Emerging growth company ☒
If an emerging growth company, indicate by check mark if the registrant has elected not to use the extended transition period for complying with any new or revised financial accounting standards provided pursuant to Section 13(a) of the Exchange Act. ☐
Item 3.01 Notice of Delisting or Failure to Satisfy a Continued Listing Rule or Standard; Transfer of Listing.
On June 7, 2021, Glass Houses Acquisition Corp. (the “Company”) received a deficiency letter from the Nasdaq Capital Market (“NASDAQ”) indicating that it is not in compliance with Section 5250(c) of the NASDAQ Rules and Regulations as a result of its failure to timely file the Form 10-Q for the fiscal quarter ended March 31, 2021 (the “Form 10-Q”).

Dataset records:
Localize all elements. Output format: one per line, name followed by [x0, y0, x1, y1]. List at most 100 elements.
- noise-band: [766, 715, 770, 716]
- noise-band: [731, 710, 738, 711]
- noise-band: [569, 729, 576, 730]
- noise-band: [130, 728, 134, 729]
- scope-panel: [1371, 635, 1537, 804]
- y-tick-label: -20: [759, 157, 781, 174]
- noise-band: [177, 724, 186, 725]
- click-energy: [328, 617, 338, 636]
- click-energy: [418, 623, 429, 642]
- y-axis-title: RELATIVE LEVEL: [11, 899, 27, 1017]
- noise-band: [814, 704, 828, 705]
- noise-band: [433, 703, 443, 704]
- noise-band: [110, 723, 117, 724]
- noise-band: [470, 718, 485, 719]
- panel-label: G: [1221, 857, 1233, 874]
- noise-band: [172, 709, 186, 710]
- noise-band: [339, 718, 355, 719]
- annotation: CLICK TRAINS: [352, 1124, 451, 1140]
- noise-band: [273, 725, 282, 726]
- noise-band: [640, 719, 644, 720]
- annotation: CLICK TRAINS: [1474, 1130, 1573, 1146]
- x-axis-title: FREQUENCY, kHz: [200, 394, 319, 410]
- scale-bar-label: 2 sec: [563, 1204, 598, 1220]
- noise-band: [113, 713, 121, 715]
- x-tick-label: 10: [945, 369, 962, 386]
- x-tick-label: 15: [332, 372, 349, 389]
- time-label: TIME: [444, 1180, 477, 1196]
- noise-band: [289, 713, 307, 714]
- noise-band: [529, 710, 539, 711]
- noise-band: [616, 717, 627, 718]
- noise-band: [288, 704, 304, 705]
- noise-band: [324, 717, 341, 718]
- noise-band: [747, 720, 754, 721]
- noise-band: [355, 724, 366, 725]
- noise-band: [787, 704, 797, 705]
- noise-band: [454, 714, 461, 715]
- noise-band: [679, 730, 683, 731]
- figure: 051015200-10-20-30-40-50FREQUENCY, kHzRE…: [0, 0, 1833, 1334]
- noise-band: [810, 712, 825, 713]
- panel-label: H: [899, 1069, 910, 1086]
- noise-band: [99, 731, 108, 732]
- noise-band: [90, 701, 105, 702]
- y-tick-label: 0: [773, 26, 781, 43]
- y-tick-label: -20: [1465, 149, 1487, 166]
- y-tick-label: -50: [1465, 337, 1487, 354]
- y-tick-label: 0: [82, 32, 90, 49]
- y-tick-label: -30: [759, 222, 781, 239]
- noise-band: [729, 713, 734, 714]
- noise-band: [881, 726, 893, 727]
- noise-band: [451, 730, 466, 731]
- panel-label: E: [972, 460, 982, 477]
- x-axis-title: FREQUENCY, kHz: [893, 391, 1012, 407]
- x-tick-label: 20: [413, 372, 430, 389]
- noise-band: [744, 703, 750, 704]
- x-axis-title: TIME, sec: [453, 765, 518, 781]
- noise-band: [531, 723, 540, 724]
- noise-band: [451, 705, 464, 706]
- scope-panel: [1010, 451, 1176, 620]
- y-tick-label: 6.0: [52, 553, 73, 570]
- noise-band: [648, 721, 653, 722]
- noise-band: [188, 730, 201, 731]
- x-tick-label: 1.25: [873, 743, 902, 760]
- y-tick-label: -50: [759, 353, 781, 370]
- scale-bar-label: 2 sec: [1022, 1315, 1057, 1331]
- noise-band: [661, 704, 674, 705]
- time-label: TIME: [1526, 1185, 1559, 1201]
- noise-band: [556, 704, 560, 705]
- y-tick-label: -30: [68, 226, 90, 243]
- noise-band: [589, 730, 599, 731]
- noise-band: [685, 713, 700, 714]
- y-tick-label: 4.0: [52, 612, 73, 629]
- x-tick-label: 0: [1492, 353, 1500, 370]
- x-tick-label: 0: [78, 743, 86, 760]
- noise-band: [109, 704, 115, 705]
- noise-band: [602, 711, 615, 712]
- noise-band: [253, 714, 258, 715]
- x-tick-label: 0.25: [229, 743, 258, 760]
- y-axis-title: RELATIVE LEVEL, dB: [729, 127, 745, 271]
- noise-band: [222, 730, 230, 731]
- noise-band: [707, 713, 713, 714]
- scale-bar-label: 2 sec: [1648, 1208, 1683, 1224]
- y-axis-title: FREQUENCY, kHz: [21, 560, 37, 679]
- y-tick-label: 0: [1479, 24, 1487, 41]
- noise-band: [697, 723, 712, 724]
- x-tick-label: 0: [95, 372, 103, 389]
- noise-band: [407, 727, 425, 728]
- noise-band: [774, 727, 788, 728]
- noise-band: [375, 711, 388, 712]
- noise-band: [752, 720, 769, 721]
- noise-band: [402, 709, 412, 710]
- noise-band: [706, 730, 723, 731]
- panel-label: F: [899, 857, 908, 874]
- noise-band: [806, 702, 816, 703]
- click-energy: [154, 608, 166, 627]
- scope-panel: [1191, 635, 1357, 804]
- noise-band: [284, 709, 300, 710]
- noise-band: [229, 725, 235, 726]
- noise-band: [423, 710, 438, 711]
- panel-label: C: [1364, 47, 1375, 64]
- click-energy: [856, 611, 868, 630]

* [Given problem 1] Duplicate the passage of the Nasdaq deficiency filing from "Emerging growth company ☒" up to and including "Transfer of Listing.".
* [Given problem 2] For each statement, say yes or no on whether the Nasdaq deficiency filing supports it, and quote the words that decide it: (a) The deficiency letter came from the Nasdaq Capital Market. (b) The letter concerned a late annual report on Form 10-K. (c) The company received the letter on June 7, 2021.
* [Given problem 3] Resume the Nasdaq deficiency filing right after its final sentence.
This data comes from a separate source and has no connection to the Nasdaq deficiency filing.

* [Exercise result 1]
Emerging growth company ☒
If an emerging growth company, indicate by check mark if the registrant has elected not to use the extended transition period for complying with any new or revised financial accounting standards provided pursuant to Section 13(a) of the Exchange Act. ☐
Item 3.01 Notice of Delisting or Failure to Satisfy a Continued Listing Rule or Standard; Transfer of Listing.

* [Exercise result 2]
(a) Yes: "received a deficiency letter from the Nasdaq Capital Market (“NASDAQ”)"
(b) No: "failure to timely file the Form 10-Q for the fiscal quarter ended March 31, 2021"
(c) Yes: "On June 7, 2021, Glass Houses Acquisition Corp. (the “Company”) received a deficiency letter"

* [Exercise result 3]
On April 12, 2021, the staff of the Securities and Exchange Commission (the “SEC”) issued a public statement entitled “Staff Statement on Accounting and Reporting Considerations for Warrants Issued by Special Purpose Acquisition Companies (“SPACs”)” (the “Statement’), which clarified guidance for all SPAC-related companies regarding the accounting and reporting for their warrants. The immediacy of the effective date of the new guidance set forth in the Statement has resulted in a significant number of SPACs re-evaluating the accounting treatment for their warrants with their professional advisors, including auditors and other advisors responsible for assisting SPACs in the preparation of financial statements. This, in turn, resulted in the Company’s delay in preparing and finalizing its financial statements as of and for the quarter ended March 31, 2021 and filing its Form 10-Q with the SEC by the prescribed deadline. Since receiving the deficiency letter, the Company has filed its Form 10-Q with the SEC on June 11, 2021.
SIGNATURE
Pursuant to the requirements of the Securities Exchange Act of 1934, the registrant has duly caused this report to be signed on its behalf by the undersigned hereunto duly authorized.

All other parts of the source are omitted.